Return each line of the records holding the string "blue".
◆ ◆ ◆ ◆ ◆ ◆ ◆
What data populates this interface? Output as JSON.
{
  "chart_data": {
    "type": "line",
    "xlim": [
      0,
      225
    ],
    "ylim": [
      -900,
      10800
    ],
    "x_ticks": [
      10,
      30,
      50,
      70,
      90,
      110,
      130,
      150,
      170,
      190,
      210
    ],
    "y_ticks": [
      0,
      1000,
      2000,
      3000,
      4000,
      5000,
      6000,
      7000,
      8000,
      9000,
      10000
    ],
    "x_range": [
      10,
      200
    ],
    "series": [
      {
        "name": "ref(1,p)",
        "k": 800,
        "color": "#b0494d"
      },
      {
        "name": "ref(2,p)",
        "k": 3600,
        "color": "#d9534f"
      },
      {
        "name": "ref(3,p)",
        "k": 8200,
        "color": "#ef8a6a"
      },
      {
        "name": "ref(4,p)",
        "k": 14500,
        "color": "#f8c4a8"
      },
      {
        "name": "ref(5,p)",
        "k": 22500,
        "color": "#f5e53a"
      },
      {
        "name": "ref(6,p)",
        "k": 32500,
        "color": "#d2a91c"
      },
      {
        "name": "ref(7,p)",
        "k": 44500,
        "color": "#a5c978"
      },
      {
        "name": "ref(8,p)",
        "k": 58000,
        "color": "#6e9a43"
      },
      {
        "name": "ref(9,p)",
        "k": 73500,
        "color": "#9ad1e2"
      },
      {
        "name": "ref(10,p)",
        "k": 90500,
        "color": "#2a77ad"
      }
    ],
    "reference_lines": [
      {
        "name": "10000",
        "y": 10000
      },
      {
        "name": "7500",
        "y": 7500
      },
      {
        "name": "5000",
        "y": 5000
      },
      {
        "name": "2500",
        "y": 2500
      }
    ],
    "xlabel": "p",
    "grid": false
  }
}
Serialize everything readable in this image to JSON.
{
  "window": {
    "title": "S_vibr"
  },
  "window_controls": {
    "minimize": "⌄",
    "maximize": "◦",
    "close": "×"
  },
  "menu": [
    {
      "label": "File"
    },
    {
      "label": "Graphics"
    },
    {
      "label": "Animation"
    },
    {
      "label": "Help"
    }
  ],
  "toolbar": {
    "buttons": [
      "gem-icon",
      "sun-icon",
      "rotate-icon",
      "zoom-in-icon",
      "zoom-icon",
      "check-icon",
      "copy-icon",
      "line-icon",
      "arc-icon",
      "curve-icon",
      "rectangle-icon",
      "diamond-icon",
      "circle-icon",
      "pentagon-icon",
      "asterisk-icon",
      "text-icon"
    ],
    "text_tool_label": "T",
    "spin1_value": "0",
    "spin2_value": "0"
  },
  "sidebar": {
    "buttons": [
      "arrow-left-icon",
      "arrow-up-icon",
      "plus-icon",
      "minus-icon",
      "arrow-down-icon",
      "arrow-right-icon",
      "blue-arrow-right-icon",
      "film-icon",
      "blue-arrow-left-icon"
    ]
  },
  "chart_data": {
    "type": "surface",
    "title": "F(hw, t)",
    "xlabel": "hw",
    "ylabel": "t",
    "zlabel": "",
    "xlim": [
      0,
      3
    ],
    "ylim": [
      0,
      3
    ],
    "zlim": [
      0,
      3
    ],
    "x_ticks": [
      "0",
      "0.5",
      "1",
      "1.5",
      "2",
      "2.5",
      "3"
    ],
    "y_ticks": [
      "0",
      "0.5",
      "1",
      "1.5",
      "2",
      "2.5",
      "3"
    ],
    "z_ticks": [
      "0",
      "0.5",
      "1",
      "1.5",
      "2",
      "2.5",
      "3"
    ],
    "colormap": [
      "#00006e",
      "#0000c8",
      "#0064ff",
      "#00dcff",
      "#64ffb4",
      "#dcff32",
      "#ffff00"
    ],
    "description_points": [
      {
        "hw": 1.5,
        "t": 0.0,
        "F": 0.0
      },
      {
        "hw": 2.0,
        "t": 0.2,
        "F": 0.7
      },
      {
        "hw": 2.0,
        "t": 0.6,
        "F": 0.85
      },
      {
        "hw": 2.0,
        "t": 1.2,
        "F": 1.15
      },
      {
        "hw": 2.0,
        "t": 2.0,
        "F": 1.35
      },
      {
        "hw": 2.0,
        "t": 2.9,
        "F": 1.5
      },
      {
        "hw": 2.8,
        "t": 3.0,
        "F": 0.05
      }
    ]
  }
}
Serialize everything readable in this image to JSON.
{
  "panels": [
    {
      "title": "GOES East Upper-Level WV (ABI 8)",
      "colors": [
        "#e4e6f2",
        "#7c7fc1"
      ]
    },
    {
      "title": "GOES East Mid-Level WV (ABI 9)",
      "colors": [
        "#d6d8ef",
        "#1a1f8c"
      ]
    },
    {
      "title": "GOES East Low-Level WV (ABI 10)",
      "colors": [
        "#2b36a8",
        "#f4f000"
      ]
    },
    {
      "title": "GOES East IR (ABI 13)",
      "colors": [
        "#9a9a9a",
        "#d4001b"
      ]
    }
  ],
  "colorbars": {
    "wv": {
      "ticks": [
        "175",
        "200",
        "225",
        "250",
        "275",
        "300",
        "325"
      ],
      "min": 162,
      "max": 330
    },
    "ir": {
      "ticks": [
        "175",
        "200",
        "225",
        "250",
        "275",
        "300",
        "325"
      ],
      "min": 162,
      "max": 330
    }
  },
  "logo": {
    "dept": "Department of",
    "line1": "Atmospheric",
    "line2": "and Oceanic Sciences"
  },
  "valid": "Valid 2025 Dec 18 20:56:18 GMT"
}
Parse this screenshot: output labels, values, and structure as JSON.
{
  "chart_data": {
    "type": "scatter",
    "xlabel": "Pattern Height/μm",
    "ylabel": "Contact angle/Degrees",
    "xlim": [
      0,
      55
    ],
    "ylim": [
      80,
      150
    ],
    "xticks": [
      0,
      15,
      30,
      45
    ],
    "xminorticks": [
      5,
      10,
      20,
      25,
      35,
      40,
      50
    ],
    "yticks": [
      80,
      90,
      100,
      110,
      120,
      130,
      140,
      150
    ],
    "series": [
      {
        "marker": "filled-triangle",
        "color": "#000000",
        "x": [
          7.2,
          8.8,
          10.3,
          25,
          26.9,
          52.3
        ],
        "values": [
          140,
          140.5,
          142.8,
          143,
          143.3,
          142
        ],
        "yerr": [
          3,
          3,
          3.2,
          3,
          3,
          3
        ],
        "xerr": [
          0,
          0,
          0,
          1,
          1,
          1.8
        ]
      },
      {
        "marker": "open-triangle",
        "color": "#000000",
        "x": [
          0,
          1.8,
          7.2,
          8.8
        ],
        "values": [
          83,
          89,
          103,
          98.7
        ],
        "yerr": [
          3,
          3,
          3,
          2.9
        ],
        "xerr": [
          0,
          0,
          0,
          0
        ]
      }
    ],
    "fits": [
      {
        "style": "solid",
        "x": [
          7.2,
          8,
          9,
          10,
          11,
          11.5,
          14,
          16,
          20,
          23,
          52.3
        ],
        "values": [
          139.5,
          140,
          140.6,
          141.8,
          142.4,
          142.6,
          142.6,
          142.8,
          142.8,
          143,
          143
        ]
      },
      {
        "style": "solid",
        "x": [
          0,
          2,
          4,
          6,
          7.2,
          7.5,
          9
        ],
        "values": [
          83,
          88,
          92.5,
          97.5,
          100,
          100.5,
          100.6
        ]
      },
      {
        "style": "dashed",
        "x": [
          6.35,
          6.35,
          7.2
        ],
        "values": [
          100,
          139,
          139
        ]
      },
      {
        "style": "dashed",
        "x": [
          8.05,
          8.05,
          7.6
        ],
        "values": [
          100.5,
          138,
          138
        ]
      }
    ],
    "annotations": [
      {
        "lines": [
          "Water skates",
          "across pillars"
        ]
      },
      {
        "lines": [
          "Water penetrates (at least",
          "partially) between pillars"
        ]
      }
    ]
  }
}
◆ ◆ ◆ ◆ ◆ ◆ ◆
In response.
      "blue-arrow-right-icon",
      "blue-arrow-left-icon"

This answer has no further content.